— What the task requires —
Collect every line that includes the string "الأمر".

Begin Data for this task

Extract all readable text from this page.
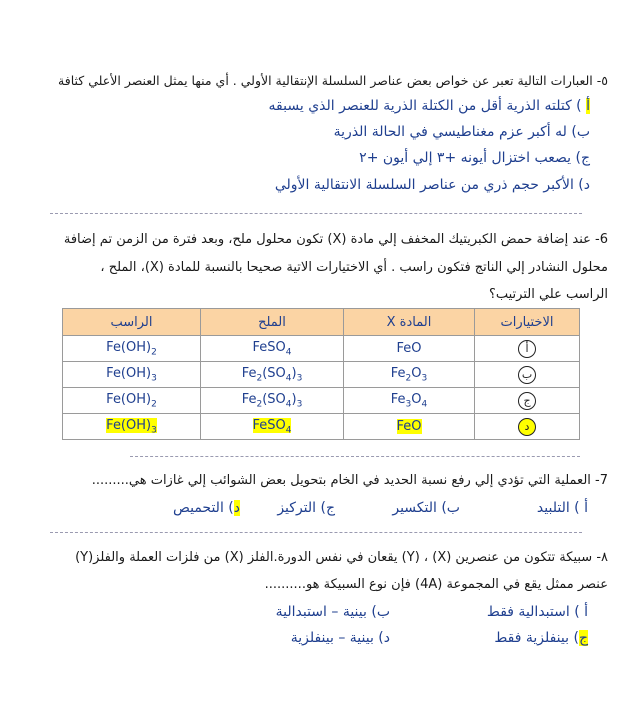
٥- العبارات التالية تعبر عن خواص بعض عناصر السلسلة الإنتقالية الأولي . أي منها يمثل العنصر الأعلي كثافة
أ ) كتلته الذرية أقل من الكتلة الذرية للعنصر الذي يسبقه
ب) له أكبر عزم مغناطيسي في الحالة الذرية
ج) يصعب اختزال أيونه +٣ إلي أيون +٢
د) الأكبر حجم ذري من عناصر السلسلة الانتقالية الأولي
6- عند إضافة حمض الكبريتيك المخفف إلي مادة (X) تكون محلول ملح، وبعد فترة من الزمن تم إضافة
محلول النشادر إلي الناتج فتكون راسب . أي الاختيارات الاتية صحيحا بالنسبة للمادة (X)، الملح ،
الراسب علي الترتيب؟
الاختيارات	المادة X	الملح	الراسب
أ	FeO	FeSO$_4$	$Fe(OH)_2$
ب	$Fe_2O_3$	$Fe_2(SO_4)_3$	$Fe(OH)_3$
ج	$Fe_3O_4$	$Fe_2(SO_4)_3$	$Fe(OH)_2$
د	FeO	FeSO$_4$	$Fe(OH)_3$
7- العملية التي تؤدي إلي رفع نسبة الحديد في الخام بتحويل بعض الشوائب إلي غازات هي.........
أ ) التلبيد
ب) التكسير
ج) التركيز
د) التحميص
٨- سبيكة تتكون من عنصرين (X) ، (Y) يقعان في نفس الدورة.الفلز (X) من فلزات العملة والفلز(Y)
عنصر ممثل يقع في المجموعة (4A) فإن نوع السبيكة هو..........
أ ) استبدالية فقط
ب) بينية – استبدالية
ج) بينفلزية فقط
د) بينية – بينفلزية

End Data for this task
Begin Data for this task

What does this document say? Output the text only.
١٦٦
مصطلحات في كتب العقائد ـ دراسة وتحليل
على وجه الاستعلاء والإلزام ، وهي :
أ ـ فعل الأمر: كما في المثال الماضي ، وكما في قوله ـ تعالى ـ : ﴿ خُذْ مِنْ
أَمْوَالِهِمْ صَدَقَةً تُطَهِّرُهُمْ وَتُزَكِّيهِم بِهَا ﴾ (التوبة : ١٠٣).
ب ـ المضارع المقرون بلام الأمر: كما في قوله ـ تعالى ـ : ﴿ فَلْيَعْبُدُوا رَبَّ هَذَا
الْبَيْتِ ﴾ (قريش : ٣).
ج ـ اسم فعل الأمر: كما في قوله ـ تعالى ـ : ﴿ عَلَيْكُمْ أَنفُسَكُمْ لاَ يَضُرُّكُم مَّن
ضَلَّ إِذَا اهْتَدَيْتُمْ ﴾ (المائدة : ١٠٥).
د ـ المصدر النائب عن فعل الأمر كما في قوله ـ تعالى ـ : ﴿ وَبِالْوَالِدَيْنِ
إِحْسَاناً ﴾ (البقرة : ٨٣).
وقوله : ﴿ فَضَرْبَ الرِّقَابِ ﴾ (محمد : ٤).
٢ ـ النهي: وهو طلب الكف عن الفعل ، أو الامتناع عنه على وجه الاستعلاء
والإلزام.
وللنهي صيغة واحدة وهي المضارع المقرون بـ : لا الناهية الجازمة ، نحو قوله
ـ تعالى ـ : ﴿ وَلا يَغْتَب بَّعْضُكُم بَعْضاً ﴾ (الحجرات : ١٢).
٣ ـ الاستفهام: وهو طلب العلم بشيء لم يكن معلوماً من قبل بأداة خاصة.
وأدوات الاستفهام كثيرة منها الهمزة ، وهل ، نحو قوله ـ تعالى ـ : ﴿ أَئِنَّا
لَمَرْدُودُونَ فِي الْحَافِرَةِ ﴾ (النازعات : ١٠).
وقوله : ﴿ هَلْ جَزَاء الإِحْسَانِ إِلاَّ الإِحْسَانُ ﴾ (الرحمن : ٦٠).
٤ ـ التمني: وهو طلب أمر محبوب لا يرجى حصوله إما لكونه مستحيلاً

End Data for this task

— Task result —
أ ـ فعل الأمر: كما في المثال الماضي ، وكما في قوله ـ تعالى ـ : ﴿ خُذْ مِنْ
ب ـ المضارع المقرون بلام الأمر: كما في قوله ـ تعالى ـ : ﴿ فَلْيَعْبُدُوا رَبَّ هَذَا
ج ـ اسم فعل الأمر: كما في قوله ـ تعالى ـ : ﴿ عَلَيْكُمْ أَنفُسَكُمْ لاَ يَضُرُّكُم مَّن
د ـ المصدر النائب عن فعل الأمر كما في قوله ـ تعالى ـ : ﴿ وَبِالْوَالِدَيْنِ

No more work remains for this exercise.